Can you copy out word for word the records between the line containing "data-label: 27: [422, 344, 443, 365]" and the line containing "label-box: [911, 340, 955, 368]", both included?

============

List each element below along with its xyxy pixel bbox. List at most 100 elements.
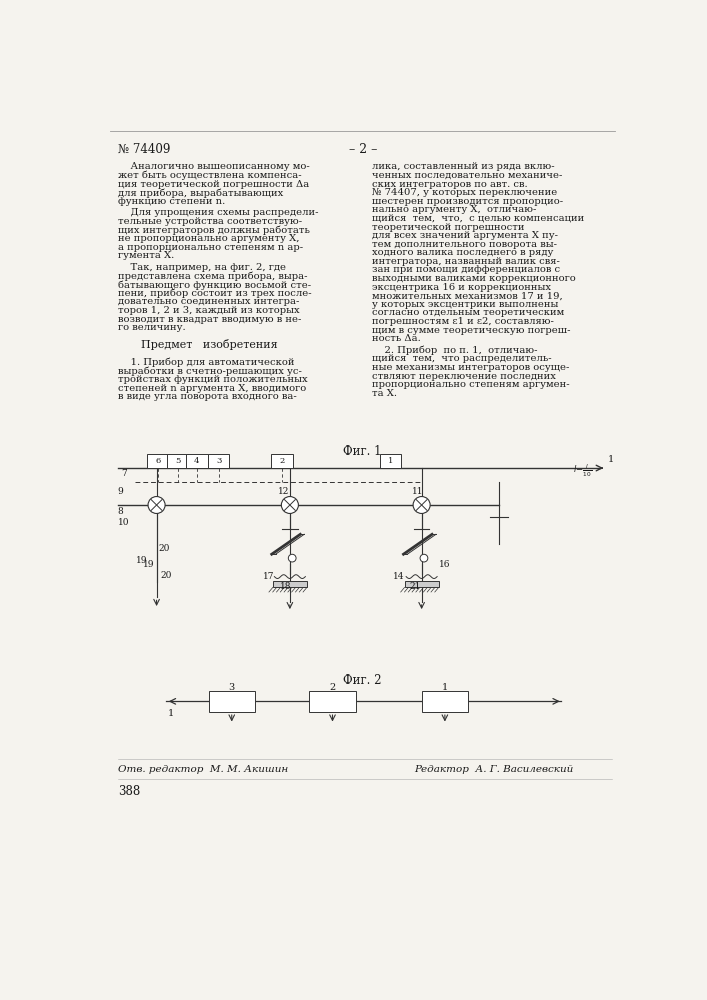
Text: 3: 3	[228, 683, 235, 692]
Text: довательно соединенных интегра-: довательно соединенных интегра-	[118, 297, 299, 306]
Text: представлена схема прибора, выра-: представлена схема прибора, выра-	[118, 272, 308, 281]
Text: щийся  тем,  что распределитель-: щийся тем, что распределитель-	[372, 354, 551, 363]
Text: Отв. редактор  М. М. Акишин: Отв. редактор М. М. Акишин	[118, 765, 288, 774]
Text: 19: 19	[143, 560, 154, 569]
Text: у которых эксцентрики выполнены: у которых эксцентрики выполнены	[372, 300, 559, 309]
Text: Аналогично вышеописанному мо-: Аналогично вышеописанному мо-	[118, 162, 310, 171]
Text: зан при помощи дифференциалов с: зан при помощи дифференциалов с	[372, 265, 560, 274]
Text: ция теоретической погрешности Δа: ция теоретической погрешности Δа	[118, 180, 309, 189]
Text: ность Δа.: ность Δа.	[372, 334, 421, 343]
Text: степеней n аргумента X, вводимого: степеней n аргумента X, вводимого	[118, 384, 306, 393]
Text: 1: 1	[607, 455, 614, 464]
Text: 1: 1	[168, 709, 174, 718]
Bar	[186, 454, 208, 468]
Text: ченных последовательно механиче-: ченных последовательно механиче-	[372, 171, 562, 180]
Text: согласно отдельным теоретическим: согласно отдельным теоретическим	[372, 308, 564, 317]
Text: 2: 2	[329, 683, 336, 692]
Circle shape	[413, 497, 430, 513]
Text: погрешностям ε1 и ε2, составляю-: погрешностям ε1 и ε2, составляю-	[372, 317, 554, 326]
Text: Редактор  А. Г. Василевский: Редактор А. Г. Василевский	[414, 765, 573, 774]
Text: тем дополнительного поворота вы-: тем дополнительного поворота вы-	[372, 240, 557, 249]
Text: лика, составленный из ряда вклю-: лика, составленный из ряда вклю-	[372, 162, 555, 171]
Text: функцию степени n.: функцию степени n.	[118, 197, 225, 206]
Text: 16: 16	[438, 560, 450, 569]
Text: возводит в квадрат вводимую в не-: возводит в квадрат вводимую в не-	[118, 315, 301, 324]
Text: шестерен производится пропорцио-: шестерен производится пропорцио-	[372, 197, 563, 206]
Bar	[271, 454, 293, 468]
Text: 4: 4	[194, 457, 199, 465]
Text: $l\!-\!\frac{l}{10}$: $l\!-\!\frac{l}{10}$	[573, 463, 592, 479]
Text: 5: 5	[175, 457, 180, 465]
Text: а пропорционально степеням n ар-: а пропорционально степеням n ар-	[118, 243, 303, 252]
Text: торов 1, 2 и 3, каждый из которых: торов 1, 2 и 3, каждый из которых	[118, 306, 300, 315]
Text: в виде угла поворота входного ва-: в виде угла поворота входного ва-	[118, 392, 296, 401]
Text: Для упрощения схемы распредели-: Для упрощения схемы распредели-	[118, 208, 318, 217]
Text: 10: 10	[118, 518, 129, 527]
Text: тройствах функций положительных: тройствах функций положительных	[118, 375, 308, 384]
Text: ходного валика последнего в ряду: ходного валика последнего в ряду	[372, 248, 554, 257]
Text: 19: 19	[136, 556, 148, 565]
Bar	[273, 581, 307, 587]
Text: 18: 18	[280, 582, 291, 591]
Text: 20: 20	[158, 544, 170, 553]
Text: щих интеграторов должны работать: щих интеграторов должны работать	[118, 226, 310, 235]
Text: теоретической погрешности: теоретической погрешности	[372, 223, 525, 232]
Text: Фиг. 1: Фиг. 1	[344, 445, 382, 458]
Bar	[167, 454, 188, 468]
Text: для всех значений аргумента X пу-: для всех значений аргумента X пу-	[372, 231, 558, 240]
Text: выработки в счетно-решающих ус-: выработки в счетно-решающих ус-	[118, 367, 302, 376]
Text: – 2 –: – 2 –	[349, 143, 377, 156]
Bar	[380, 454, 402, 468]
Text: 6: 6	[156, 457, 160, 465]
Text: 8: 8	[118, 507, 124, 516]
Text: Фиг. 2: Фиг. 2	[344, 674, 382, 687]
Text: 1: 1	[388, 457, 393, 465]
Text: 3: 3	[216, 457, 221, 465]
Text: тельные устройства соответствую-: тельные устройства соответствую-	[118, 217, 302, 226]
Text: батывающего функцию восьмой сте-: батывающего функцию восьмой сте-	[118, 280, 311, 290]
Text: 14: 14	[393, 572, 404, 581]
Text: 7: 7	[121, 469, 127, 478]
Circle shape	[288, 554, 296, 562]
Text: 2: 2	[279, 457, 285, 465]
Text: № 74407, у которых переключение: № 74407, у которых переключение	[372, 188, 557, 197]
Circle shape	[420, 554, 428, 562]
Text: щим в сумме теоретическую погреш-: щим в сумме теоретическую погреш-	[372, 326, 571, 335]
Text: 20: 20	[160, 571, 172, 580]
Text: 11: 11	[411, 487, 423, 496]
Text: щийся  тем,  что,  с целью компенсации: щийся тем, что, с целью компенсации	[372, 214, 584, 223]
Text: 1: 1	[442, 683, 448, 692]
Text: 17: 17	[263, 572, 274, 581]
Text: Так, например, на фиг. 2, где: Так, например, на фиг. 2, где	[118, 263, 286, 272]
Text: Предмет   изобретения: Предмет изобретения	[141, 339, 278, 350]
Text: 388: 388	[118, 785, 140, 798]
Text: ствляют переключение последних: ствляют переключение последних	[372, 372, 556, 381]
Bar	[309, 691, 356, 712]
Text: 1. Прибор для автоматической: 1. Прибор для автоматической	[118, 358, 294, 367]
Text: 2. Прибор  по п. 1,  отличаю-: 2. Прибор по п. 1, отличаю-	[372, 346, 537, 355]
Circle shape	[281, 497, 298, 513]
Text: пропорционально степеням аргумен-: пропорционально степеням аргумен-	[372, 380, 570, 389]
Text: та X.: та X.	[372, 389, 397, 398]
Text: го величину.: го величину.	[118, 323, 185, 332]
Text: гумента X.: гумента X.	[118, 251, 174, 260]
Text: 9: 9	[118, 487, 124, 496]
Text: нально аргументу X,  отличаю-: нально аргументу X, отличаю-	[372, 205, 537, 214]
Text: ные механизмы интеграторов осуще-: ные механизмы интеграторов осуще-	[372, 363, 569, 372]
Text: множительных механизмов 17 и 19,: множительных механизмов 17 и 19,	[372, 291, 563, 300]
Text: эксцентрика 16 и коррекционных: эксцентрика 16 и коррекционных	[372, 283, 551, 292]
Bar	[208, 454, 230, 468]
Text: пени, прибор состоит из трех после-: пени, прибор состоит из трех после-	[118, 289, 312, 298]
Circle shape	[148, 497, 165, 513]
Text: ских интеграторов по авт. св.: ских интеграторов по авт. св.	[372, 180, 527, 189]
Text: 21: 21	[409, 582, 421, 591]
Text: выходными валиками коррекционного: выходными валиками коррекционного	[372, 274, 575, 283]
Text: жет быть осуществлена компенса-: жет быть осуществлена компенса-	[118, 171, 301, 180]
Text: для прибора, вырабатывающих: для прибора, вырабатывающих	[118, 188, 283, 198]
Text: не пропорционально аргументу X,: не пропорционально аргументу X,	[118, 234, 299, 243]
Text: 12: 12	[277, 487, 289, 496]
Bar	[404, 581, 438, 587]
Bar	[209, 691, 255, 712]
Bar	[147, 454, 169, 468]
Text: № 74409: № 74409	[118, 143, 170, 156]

============

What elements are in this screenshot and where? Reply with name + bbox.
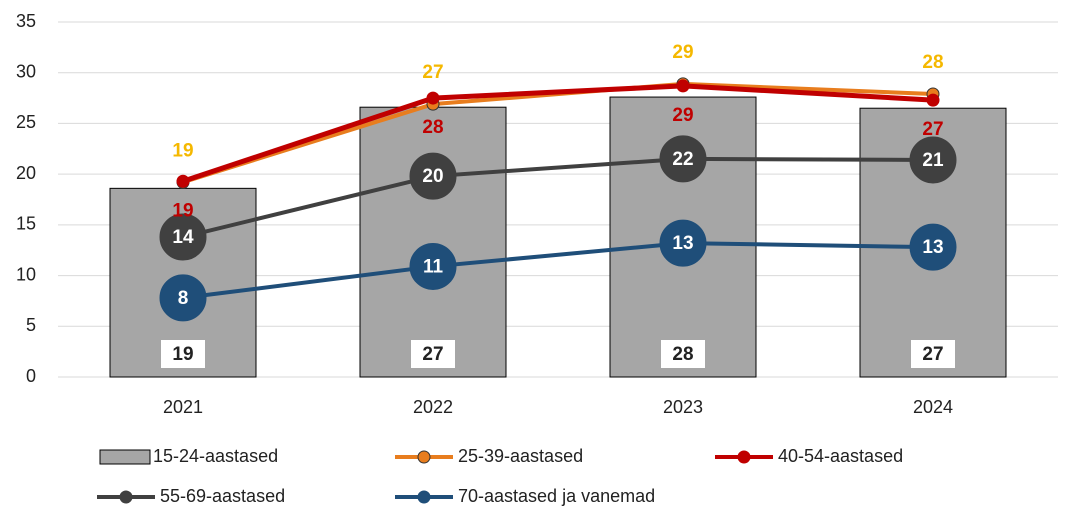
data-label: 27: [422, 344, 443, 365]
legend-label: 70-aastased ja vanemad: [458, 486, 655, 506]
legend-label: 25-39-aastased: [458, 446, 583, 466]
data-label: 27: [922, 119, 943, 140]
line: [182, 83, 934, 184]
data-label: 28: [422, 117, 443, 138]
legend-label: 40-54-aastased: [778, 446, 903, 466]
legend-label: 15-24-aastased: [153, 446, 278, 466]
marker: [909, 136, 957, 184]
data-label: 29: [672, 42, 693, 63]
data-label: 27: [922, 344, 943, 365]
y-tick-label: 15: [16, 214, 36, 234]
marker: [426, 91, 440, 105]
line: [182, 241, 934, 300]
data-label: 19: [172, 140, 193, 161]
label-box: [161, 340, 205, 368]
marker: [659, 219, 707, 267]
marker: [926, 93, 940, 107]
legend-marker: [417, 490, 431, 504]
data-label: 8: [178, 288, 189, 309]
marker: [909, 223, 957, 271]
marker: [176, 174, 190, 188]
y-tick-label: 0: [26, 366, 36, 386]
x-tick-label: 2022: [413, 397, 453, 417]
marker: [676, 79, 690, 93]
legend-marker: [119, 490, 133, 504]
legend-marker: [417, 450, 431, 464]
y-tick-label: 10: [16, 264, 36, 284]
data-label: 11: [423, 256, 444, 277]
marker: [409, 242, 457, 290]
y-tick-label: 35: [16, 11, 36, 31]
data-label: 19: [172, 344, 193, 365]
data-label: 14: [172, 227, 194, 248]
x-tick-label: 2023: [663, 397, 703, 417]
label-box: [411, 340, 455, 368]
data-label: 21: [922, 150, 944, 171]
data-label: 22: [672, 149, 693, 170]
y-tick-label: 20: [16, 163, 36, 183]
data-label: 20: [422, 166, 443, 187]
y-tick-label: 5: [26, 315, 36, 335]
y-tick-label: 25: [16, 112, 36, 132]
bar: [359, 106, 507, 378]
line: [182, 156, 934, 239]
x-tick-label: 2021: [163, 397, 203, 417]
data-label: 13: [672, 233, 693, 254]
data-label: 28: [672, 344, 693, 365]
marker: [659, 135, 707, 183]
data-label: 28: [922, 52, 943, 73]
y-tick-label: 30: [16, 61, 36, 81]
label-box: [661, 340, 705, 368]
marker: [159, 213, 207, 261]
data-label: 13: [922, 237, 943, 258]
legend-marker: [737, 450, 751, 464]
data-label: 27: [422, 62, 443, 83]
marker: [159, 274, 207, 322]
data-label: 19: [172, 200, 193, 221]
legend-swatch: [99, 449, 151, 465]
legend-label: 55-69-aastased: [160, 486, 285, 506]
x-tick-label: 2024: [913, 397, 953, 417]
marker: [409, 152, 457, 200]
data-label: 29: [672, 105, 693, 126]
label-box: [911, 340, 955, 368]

============

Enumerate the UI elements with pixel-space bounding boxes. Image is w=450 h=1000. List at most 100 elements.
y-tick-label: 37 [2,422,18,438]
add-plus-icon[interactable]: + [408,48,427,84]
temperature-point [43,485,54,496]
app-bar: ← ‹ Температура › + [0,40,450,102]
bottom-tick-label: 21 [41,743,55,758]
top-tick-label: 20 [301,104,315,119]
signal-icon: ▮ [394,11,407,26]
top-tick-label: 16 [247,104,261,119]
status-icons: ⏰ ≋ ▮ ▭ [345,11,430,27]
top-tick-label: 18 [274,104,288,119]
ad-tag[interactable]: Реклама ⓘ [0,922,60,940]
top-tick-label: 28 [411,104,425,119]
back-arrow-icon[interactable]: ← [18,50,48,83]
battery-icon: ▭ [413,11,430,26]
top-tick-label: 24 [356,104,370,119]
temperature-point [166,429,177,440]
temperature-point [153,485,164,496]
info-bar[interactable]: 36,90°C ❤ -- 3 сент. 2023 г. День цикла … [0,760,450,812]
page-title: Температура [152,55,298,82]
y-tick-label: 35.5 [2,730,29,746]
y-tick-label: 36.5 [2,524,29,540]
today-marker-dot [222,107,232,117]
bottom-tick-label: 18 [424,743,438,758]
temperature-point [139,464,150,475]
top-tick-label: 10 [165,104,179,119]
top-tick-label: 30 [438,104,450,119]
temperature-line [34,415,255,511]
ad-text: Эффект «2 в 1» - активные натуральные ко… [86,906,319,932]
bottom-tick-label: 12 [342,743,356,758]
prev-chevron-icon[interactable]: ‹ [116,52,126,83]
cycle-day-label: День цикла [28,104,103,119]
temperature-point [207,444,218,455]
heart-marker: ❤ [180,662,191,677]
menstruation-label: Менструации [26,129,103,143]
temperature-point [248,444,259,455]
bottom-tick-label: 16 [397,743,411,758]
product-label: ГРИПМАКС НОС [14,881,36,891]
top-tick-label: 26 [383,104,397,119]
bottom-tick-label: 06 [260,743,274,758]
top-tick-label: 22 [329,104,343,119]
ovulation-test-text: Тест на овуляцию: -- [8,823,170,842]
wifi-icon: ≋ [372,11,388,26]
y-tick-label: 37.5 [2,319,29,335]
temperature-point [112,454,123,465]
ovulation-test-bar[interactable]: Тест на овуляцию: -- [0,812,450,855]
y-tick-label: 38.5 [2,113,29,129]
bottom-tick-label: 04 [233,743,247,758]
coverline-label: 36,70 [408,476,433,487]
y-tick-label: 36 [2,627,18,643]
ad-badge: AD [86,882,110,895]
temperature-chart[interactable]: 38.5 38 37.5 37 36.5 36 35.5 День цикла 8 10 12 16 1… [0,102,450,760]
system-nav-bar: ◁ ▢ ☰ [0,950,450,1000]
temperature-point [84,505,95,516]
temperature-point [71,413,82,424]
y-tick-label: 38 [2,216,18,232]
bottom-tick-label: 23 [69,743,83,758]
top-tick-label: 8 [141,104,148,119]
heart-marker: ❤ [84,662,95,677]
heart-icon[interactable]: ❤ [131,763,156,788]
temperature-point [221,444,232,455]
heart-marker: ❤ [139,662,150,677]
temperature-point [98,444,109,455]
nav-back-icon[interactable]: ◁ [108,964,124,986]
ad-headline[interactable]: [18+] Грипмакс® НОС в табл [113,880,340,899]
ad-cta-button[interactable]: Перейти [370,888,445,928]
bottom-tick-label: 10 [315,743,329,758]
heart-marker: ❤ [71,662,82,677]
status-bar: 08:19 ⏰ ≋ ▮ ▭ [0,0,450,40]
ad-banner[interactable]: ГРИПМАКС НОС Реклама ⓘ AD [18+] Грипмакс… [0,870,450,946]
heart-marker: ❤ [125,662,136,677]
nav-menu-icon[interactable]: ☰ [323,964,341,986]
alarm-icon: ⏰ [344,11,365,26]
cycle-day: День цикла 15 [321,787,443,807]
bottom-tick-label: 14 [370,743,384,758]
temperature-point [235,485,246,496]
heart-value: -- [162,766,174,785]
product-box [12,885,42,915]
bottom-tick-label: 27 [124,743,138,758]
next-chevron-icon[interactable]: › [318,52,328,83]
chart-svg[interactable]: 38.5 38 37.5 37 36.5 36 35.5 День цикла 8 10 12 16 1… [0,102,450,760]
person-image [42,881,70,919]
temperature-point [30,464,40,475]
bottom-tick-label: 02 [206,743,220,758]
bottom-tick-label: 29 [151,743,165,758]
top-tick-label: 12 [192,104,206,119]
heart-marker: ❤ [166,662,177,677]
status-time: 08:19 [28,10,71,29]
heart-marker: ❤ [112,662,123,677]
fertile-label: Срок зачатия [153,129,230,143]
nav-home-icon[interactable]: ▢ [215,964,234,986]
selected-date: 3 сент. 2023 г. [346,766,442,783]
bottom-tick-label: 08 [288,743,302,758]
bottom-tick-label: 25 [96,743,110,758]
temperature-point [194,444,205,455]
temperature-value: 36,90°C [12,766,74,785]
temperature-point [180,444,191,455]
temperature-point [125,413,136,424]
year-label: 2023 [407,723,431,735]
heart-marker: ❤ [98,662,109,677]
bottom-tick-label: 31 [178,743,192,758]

============

The solution:
data-label: 27: [422, 344, 443, 365]
legend-label: 70-aastased ja vanemad: [458, 486, 655, 506]
legend-label: 25-39-aastased: [458, 446, 583, 466]
data-label: 27: [922, 119, 943, 140]
line: [182, 83, 934, 184]
data-label: 28: [422, 117, 443, 138]
legend-label: 40-54-aastased: [778, 446, 903, 466]
legend-label: 15-24-aastased: [153, 446, 278, 466]
marker: [909, 136, 957, 184]
data-label: 29: [672, 42, 693, 63]
data-label: 27: [922, 344, 943, 365]
y-tick-label: 15: [16, 214, 36, 234]
marker: [426, 91, 440, 105]
line: [182, 241, 934, 300]
data-label: 19: [172, 140, 193, 161]
label-box: [161, 340, 205, 368]
marker: [659, 219, 707, 267]
marker: [926, 93, 940, 107]
legend-marker: [417, 490, 431, 504]
data-label: 8: [178, 288, 189, 309]
marker: [909, 223, 957, 271]
marker: [176, 174, 190, 188]
y-tick-label: 0: [26, 366, 36, 386]
x-tick-label: 2022: [413, 397, 453, 417]
marker: [676, 79, 690, 93]
legend-marker: [119, 490, 133, 504]
legend-marker: [417, 450, 431, 464]
y-tick-label: 10: [16, 264, 36, 284]
data-label: 11: [423, 256, 444, 277]
marker: [409, 242, 457, 290]
y-tick-label: 35: [16, 11, 36, 31]
data-label: 19: [172, 344, 193, 365]
data-label: 14: [172, 227, 194, 248]
x-tick-label: 2023: [663, 397, 703, 417]
label-box: [411, 340, 455, 368]
data-label: 21: [922, 150, 944, 171]
data-label: 22: [672, 149, 693, 170]
y-tick-label: 20: [16, 163, 36, 183]
data-label: 20: [422, 166, 443, 187]
y-tick-label: 5: [26, 315, 36, 335]
y-tick-label: 25: [16, 112, 36, 132]
bar: [359, 106, 507, 378]
line: [182, 156, 934, 239]
x-tick-label: 2021: [163, 397, 203, 417]
data-label: 13: [672, 233, 693, 254]
data-label: 28: [672, 344, 693, 365]
marker: [659, 135, 707, 183]
data-label: 28: [922, 52, 943, 73]
y-tick-label: 30: [16, 61, 36, 81]
label-box: [661, 340, 705, 368]
marker: [159, 213, 207, 261]
data-label: 13: [922, 237, 943, 258]
legend-marker: [737, 450, 751, 464]
data-label: 27: [422, 62, 443, 83]
marker: [159, 274, 207, 322]
data-label: 19: [172, 200, 193, 221]
legend-swatch: [99, 449, 151, 465]
legend-label: 55-69-aastased: [160, 486, 285, 506]
x-tick-label: 2024: [913, 397, 953, 417]
marker: [409, 152, 457, 200]
data-label: 29: [672, 105, 693, 126]
label-box: [911, 340, 955, 368]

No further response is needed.